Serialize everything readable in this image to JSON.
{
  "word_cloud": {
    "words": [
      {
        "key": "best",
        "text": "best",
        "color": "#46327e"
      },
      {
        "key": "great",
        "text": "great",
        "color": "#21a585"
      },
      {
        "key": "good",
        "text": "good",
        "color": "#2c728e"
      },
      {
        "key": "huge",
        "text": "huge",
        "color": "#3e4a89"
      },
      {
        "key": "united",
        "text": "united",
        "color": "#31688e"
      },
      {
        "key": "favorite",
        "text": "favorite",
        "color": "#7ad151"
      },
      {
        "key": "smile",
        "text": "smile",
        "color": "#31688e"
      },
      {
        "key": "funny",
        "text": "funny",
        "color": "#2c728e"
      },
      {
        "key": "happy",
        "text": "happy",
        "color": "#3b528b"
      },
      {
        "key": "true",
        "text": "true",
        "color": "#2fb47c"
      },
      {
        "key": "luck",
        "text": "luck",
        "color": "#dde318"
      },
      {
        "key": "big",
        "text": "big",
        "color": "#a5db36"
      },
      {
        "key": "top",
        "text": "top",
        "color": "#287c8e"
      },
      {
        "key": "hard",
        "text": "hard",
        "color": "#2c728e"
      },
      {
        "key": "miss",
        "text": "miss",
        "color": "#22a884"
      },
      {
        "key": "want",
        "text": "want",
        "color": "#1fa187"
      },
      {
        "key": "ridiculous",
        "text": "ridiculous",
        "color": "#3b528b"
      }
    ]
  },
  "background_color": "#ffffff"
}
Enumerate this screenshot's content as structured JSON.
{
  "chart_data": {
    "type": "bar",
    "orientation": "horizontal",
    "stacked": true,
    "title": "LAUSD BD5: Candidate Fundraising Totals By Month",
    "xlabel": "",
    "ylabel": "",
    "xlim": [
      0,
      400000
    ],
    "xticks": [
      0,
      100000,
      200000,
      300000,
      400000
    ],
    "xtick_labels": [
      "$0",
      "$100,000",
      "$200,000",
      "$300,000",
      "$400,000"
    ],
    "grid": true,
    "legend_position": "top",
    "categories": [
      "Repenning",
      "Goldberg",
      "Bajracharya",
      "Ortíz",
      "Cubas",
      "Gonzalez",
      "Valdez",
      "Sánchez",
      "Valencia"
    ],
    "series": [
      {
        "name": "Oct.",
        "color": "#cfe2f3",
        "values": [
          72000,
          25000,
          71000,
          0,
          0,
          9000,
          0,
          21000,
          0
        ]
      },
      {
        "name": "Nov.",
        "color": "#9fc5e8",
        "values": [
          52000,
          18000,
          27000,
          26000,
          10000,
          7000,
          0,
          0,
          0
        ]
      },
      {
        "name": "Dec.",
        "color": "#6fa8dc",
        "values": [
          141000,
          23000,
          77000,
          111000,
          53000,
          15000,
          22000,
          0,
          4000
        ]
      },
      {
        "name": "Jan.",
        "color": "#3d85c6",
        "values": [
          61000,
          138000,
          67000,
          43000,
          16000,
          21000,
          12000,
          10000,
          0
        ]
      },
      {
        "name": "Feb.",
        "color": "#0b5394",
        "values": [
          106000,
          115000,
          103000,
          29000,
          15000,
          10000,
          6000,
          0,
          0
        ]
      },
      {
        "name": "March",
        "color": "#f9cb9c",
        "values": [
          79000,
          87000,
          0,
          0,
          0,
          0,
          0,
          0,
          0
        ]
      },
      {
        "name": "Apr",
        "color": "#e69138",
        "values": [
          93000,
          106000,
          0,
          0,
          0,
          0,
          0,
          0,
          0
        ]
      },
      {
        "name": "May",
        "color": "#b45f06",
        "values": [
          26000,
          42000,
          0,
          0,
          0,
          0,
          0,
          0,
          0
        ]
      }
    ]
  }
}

▶ **Your objective**
Return the listing above in its exact form.

▶ **Task result**
Serialize everything readable in this image to JSON.
{
  "word_cloud": {
    "words": [
      {
        "key": "best",
        "text": "best",
        "color": "#46327e"
      },
      {
        "key": "great",
        "text": "great",
        "color": "#21a585"
      },
      {
        "key": "good",
        "text": "good",
        "color": "#2c728e"
      },
      {
        "key": "huge",
        "text": "huge",
        "color": "#3e4a89"
      },
      {
        "key": "united",
        "text": "united",
        "color": "#31688e"
      },
      {
        "key": "favorite",
        "text": "favorite",
        "color": "#7ad151"
      },
      {
        "key": "smile",
        "text": "smile",
        "color": "#31688e"
      },
      {
        "key": "funny",
        "text": "funny",
        "color": "#2c728e"
      },
      {
        "key": "happy",
        "text": "happy",
        "color": "#3b528b"
      },
      {
        "key": "true",
        "text": "true",
        "color": "#2fb47c"
      },
      {
        "key": "luck",
        "text": "luck",
        "color": "#dde318"
      },
      {
        "key": "big",
        "text": "big",
        "color": "#a5db36"
      },
      {
        "key": "top",
        "text": "top",
        "color": "#287c8e"
      },
      {
        "key": "hard",
        "text": "hard",
        "color": "#2c728e"
      },
      {
        "key": "miss",
        "text": "miss",
        "color": "#22a884"
      },
      {
        "key": "want",
        "text": "want",
        "color": "#1fa187"
      },
      {
        "key": "ridiculous",
        "text": "ridiculous",
        "color": "#3b528b"
      }
    ]
  },
  "background_color": "#ffffff"
}
Enumerate this screenshot's content as structured JSON.
{
  "chart_data": {
    "type": "bar",
    "orientation": "horizontal",
    "stacked": true,
    "title": "LAUSD BD5: Candidate Fundraising Totals By Month",
    "xlabel": "",
    "ylabel": "",
    "xlim": [
      0,
      400000
    ],
    "xticks": [
      0,
      100000,
      200000,
      300000,
      400000
    ],
    "xtick_labels": [
      "$0",
      "$100,000",
      "$200,000",
      "$300,000",
      "$400,000"
    ],
    "grid": true,
    "legend_position": "top",
    "categories": [
      "Repenning",
      "Goldberg",
      "Bajracharya",
      "Ortíz",
      "Cubas",
      "Gonzalez",
      "Valdez",
      "Sánchez",
      "Valencia"
    ],
    "series": [
      {
        "name": "Oct.",
        "color": "#cfe2f3",
        "values": [
          72000,
          25000,
          71000,
          0,
          0,
          9000,
          0,
          21000,
          0
        ]
      },
      {
        "name": "Nov.",
        "color": "#9fc5e8",
        "values": [
          52000,
          18000,
          27000,
          26000,
          10000,
          7000,
          0,
          0,
          0
        ]
      },
      {
        "name": "Dec.",
        "color": "#6fa8dc",
        "values": [
          141000,
          23000,
          77000,
          111000,
          53000,
          15000,
          22000,
          0,
          4000
        ]
      },
      {
        "name": "Jan.",
        "color": "#3d85c6",
        "values": [
          61000,
          138000,
          67000,
          43000,
          16000,
          21000,
          12000,
          10000,
          0
        ]
      },
      {
        "name": "Feb.",
        "color": "#0b5394",
        "values": [
          106000,
          115000,
          103000,
          29000,
          15000,
          10000,
          6000,
          0,
          0
        ]
      },
      {
        "name": "March",
        "color": "#f9cb9c",
        "values": [
          79000,
          87000,
          0,
          0,
          0,
          0,
          0,
          0,
          0
        ]
      },
      {
        "name": "Apr",
        "color": "#e69138",
        "values": [
          93000,
          106000,
          0,
          0,
          0,
          0,
          0,
          0,
          0
        ]
      },
      {
        "name": "May",
        "color": "#b45f06",
        "values": [
          26000,
          42000,
          0,
          0,
          0,
          0,
          0,
          0,
          0
        ]
      }
    ]
  }
}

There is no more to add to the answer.